[Records]

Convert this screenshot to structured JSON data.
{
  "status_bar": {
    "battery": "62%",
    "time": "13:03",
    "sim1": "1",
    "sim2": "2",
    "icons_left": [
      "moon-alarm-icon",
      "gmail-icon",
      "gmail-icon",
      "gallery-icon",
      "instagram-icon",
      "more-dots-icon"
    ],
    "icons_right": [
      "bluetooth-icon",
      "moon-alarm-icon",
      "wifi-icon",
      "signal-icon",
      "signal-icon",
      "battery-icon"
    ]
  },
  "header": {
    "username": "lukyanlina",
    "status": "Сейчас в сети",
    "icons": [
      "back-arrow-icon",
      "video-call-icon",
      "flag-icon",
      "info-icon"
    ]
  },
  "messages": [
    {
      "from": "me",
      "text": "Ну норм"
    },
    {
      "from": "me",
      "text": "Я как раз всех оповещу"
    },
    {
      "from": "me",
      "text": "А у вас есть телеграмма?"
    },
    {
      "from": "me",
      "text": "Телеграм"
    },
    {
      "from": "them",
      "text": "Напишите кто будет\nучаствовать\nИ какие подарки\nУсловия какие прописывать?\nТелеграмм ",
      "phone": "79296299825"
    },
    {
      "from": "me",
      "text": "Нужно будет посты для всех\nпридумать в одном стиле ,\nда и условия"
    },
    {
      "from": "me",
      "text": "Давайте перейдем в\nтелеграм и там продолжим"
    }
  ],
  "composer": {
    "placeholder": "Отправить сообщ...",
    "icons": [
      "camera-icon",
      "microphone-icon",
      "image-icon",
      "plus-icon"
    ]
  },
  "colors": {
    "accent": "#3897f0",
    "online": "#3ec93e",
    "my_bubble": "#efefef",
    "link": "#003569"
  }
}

==

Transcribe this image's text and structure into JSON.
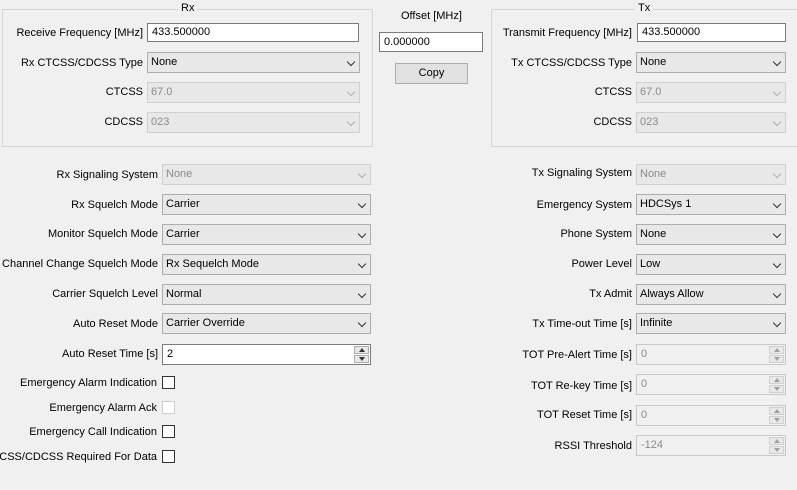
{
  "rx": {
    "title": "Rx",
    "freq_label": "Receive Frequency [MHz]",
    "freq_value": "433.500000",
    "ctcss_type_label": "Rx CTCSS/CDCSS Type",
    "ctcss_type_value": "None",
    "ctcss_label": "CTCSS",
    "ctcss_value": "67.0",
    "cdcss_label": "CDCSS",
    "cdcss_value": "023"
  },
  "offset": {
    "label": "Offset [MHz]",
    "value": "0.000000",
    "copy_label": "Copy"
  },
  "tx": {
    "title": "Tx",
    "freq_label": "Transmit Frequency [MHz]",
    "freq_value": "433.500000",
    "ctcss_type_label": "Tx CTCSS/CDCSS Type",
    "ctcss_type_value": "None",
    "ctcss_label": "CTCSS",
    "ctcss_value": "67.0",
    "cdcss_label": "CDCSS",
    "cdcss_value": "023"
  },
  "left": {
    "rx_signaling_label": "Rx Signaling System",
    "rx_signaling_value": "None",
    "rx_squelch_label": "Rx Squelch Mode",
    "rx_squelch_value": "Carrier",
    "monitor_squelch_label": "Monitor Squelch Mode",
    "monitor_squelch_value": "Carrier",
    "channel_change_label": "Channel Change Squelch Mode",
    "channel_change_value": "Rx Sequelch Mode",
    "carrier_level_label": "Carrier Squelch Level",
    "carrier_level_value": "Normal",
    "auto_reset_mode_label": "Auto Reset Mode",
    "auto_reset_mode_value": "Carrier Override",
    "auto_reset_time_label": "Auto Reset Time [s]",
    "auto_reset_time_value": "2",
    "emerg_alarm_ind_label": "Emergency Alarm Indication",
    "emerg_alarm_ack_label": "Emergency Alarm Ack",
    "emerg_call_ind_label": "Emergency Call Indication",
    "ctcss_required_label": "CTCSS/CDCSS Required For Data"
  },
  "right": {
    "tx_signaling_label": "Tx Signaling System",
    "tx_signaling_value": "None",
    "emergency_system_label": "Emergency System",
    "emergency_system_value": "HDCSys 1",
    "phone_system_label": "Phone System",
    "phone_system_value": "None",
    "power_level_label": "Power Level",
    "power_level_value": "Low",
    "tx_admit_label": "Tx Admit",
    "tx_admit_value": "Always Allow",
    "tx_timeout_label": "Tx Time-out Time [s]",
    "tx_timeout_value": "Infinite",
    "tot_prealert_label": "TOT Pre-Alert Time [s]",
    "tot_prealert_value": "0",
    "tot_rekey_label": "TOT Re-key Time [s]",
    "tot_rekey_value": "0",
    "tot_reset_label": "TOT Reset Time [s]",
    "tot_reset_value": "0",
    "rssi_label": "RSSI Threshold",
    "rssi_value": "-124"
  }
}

PROBLEM: Lines containing the string "this" are to be selected and copied.

OUTPUT OF THE TASK:
Convert this screenshot to structured JSON data.
Transcribe this image's text and structure into JSON.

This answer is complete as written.